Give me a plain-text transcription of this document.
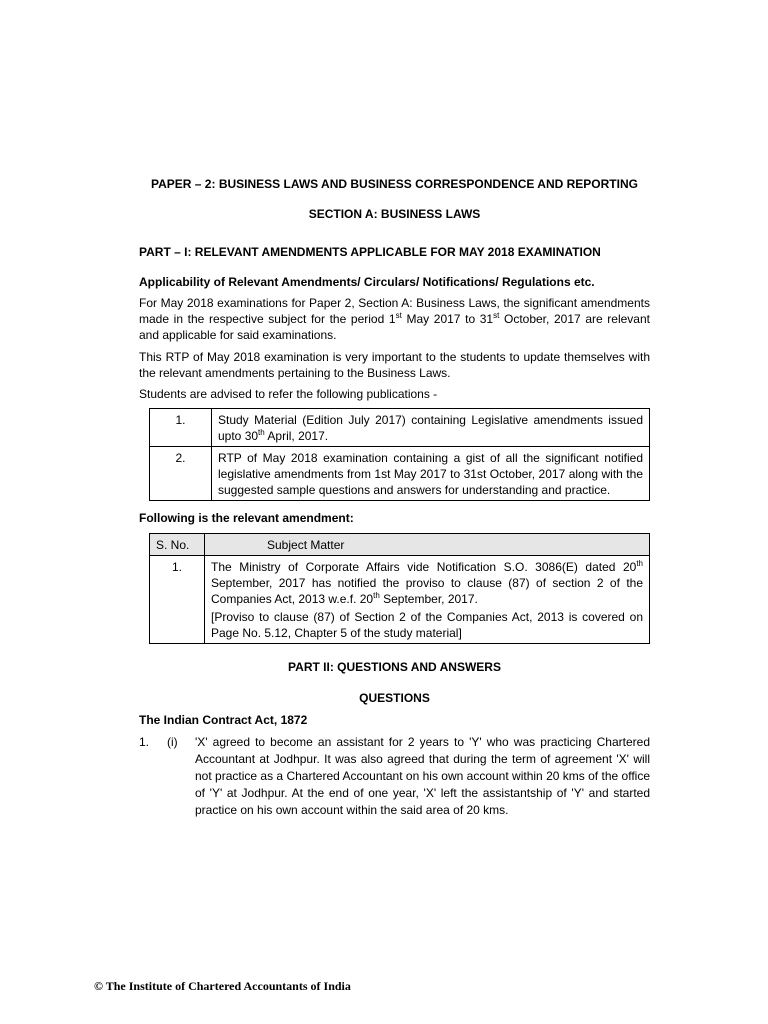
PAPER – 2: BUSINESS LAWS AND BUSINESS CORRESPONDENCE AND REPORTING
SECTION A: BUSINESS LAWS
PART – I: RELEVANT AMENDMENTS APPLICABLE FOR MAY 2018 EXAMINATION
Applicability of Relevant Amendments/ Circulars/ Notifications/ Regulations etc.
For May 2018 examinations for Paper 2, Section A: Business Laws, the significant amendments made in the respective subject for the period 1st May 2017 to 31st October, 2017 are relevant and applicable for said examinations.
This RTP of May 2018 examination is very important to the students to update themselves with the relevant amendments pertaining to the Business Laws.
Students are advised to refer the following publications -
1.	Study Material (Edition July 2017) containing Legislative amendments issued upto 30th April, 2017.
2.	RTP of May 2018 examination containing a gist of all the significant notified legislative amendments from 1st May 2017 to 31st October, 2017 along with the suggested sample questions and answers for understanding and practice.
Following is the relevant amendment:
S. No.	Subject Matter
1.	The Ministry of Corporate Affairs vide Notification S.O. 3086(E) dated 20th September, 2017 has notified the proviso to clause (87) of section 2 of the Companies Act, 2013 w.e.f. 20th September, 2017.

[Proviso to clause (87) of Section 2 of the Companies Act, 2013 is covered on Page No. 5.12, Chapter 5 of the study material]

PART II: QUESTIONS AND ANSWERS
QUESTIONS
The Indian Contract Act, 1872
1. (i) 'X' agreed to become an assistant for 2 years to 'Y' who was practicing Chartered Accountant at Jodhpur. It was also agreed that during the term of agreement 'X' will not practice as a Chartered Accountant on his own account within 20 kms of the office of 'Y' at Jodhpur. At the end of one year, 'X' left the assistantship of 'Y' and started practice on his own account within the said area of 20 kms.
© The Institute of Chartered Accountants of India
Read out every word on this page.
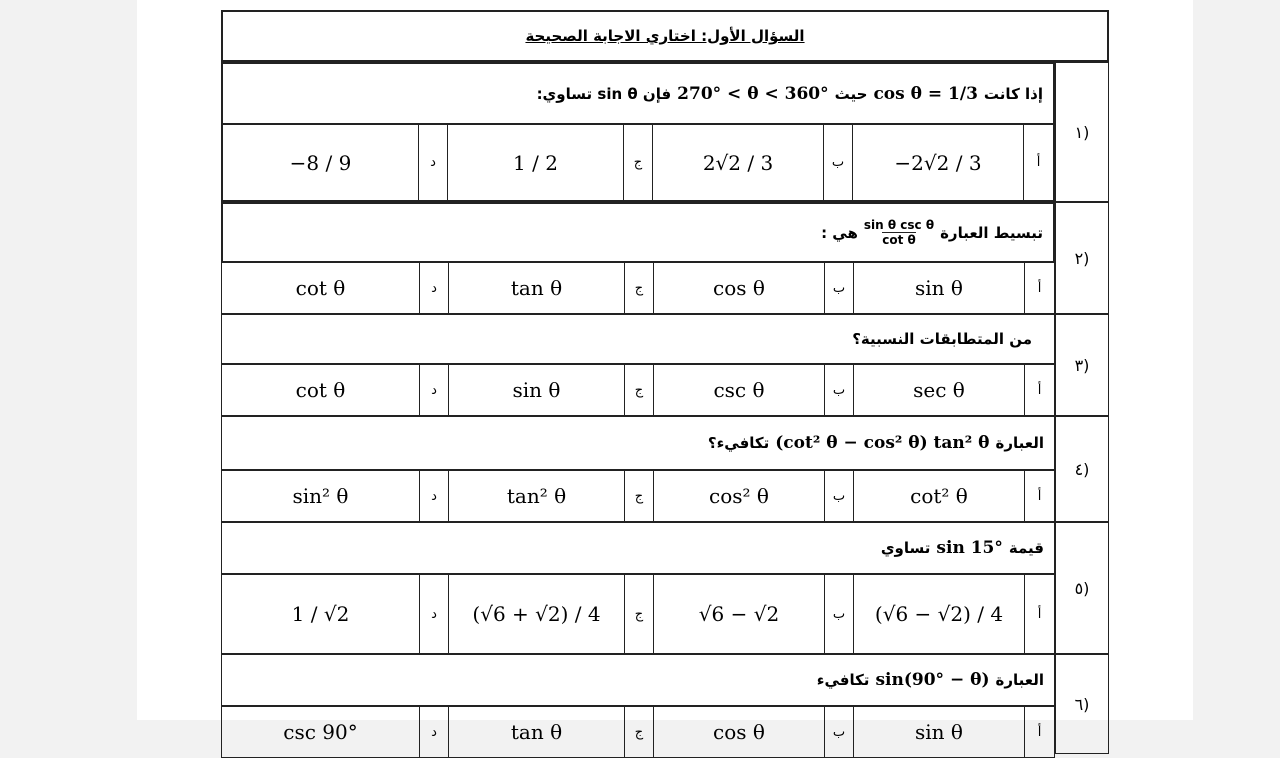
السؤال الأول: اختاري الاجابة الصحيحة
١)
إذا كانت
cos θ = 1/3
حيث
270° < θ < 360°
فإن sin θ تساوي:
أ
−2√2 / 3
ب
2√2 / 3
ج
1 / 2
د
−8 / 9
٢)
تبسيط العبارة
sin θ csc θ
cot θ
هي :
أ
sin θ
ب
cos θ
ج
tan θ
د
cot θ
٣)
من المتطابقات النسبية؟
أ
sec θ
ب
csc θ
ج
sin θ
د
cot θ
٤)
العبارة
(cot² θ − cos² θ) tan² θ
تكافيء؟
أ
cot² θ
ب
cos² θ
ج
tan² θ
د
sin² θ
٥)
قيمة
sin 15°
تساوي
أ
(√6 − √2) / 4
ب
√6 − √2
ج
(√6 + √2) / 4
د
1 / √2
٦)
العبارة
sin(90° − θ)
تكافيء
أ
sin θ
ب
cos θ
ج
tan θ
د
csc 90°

====

§ **Written exercise**
Retype only the lines above from the one with "Read out every word on this page." through the last, both ends included, keeping every picture out of the copy.

§ **Expected answer**
Read out every word on this page.
السؤال الأول: اختاري الاجابة الصحيحة
١)
إذا كانت
cos θ = 1/3
حيث
270° < θ < 360°
فإن sin θ تساوي:
أ
−2√2 / 3
ب
2√2 / 3
ج
1 / 2
د
−8 / 9
٢)
تبسيط العبارة
sin θ csc θ
cot θ
هي :
أ
sin θ
ب
cos θ
ج
tan θ
د
cot θ
٣)
من المتطابقات النسبية؟
أ
sec θ
ب
csc θ
ج
sin θ
د
cot θ
٤)
العبارة
(cot² θ − cos² θ) tan² θ
تكافيء؟
أ
cot² θ
ب
cos² θ
ج
tan² θ
د
sin² θ
٥)
قيمة
sin 15°
تساوي
أ
(√6 − √2) / 4
ب
√6 − √2
ج
(√6 + √2) / 4
د
1 / √2
٦)
العبارة
sin(90° − θ)
تكافيء
أ
sin θ
ب
cos θ
ج
tan θ
د
csc 90°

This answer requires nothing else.